▶ **To be done**
Return the lines where the word "screenshot" occurs.

▶ **Information supplied**
────

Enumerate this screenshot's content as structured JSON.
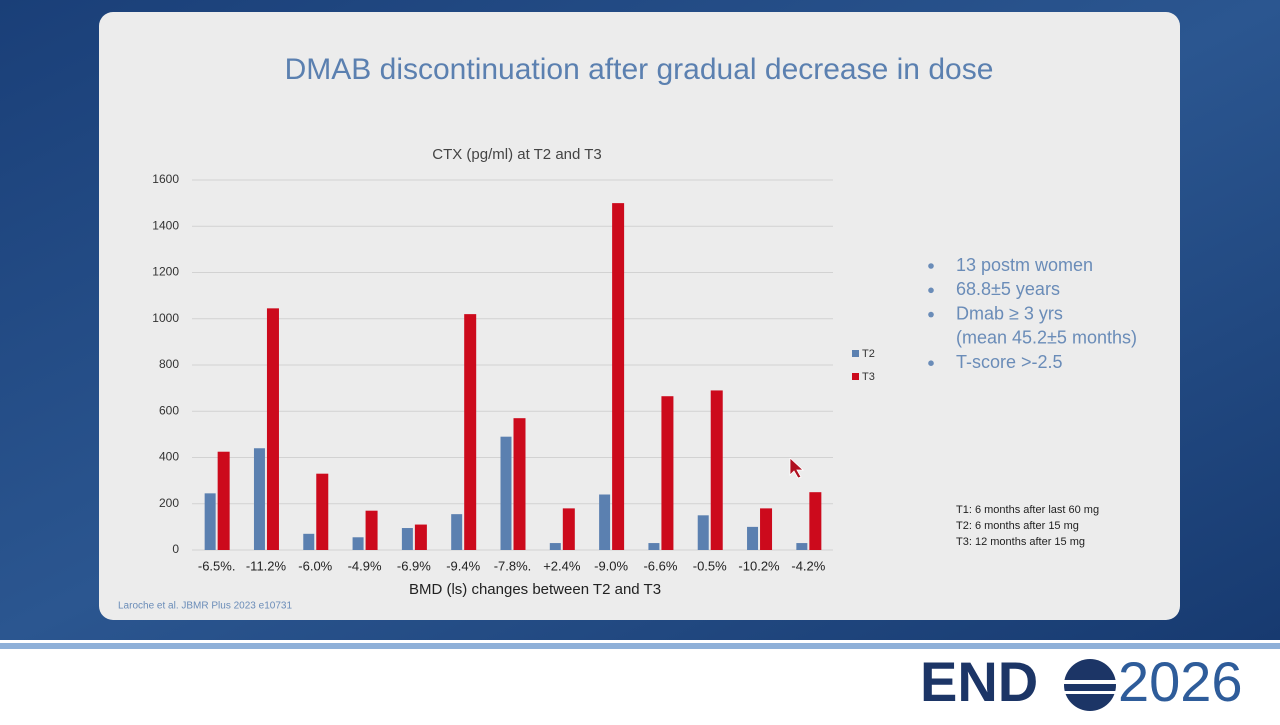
{
  "slide_title": "DMAB discontinuation after gradual decrease in dose",
  "chart_data": {
    "type": "bar",
    "title": "CTX (pg/ml) at T2 and T3",
    "x_label": "BMD (ls) changes between T2 and T3",
    "categories": [
      "-6.5%.",
      "-11.2%",
      "-6.0%",
      "-4.9%",
      "-6.9%",
      "-9.4%",
      "-7.8%.",
      "+2.4%",
      "-9.0%",
      "-6.6%",
      "-0.5%",
      "-10.2%",
      "-4.2%"
    ],
    "series": [
      {
        "name": "T2",
        "color": "#5b80b0",
        "values": [
          245,
          440,
          70,
          55,
          95,
          155,
          490,
          30,
          240,
          30,
          150,
          100,
          30
        ]
      },
      {
        "name": "T3",
        "color": "#cc0a1c",
        "values": [
          425,
          1045,
          330,
          170,
          110,
          1020,
          570,
          180,
          1500,
          665,
          690,
          180,
          250
        ]
      }
    ],
    "ylim": [
      0,
      1600
    ],
    "yticks": [
      0,
      200,
      400,
      600,
      800,
      1000,
      1200,
      1400,
      1600
    ],
    "grid": true,
    "legend": "right"
  },
  "bullets": [
    [
      "13 postm women"
    ],
    [
      "68.8±5 years"
    ],
    [
      "Dmab ≥ 3 yrs",
      "(mean 45.2±5 months)"
    ],
    [
      "T-score >-2.5"
    ]
  ],
  "notes": [
    "T1: 6 months after last 60 mg",
    "T2: 6 months after 15 mg",
    "T3: 12 months after 15 mg"
  ],
  "citation": "Laroche et al. JBMR Plus 2023 e10731",
  "logo": {
    "left": "END",
    "right": "2026"
  }
}
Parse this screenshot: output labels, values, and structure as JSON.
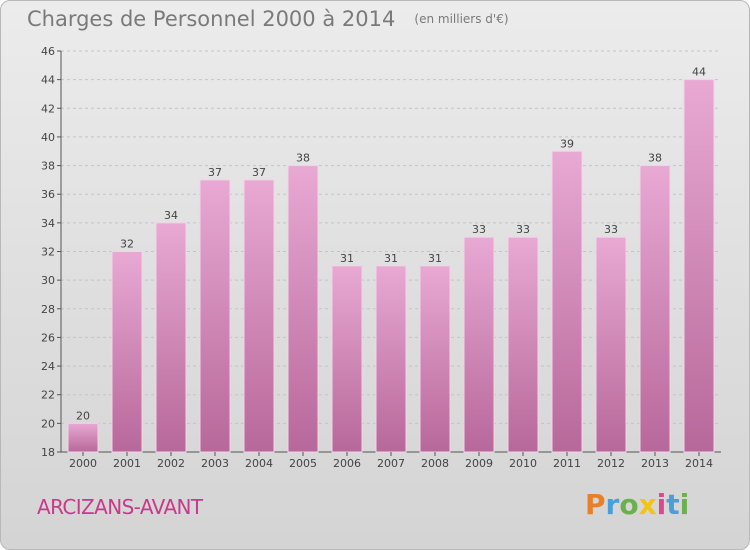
{
  "chart_data": {
    "type": "bar",
    "title": "Charges de Personnel 2000 à 2014",
    "subtitle": "(en milliers d'€)",
    "categories": [
      "2000",
      "2001",
      "2002",
      "2003",
      "2004",
      "2005",
      "2006",
      "2007",
      "2008",
      "2009",
      "2010",
      "2011",
      "2012",
      "2013",
      "2014"
    ],
    "values": [
      20,
      32,
      34,
      37,
      37,
      38,
      31,
      31,
      31,
      33,
      33,
      39,
      33,
      38,
      44
    ],
    "ylim": [
      18,
      46
    ],
    "yticks": [
      18,
      20,
      22,
      24,
      26,
      28,
      30,
      32,
      34,
      36,
      38,
      40,
      42,
      44,
      46
    ],
    "grid": true,
    "bar_color": "#d98fbf"
  },
  "location_label": "ARCIZANS-AVANT",
  "logo": {
    "letters": [
      "P",
      "r",
      "o",
      "x",
      "i",
      "t",
      "i"
    ],
    "colors": [
      "#e8802a",
      "#4a9fd8",
      "#6ab04c",
      "#f0c419",
      "#d94a8c",
      "#4a9fd8",
      "#6ab04c"
    ]
  }
}
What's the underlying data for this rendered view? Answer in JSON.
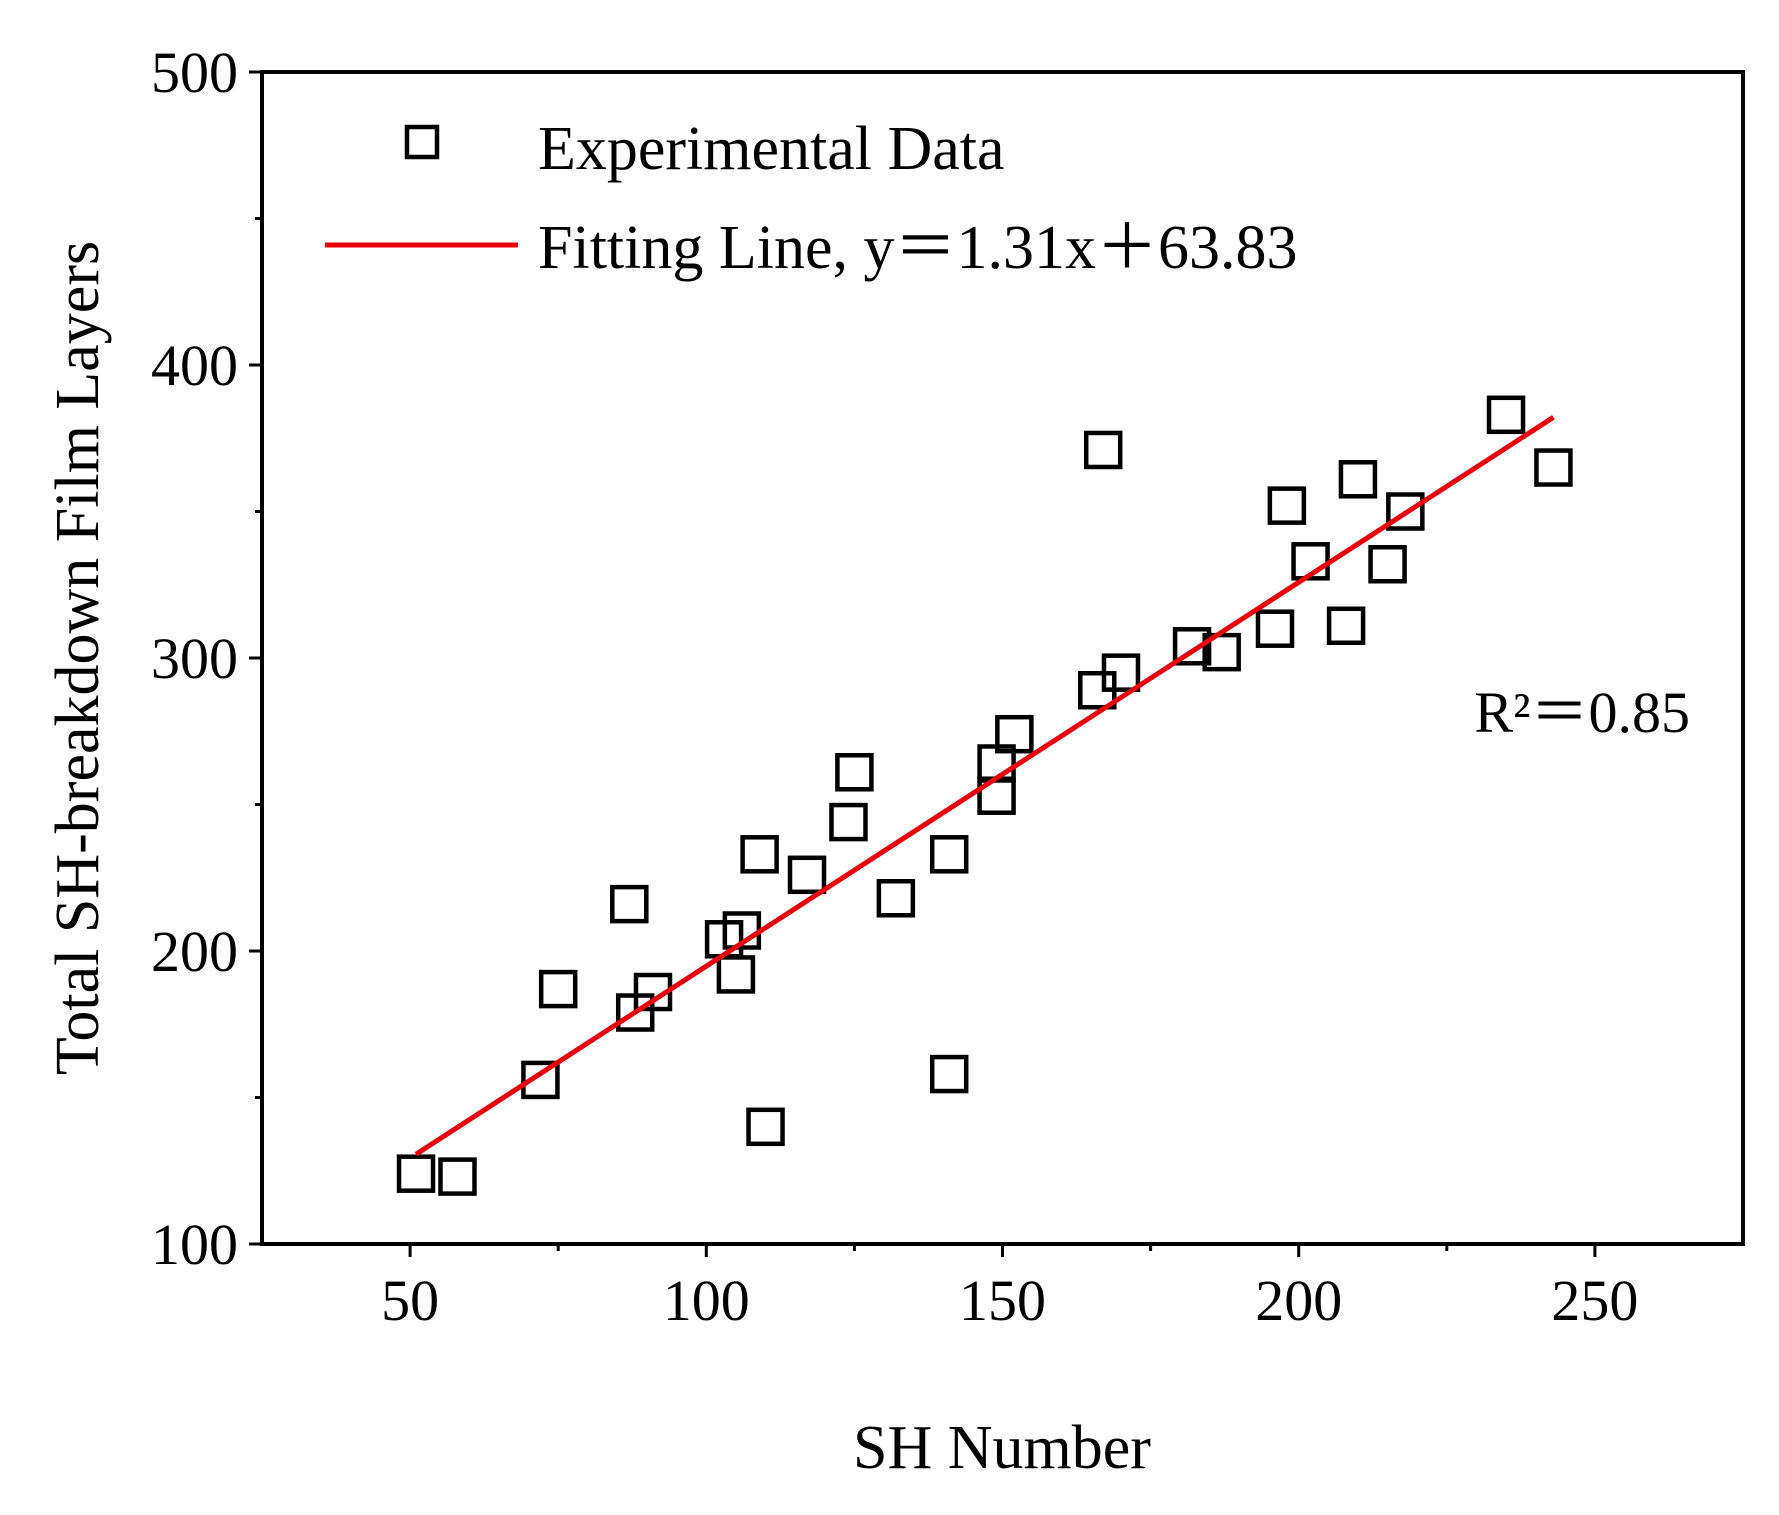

────

▶ **Correct answer**
Enumerate this screenshot's content as structured JSON.
Parse this screenshot: output labels, values, and structure as JSON.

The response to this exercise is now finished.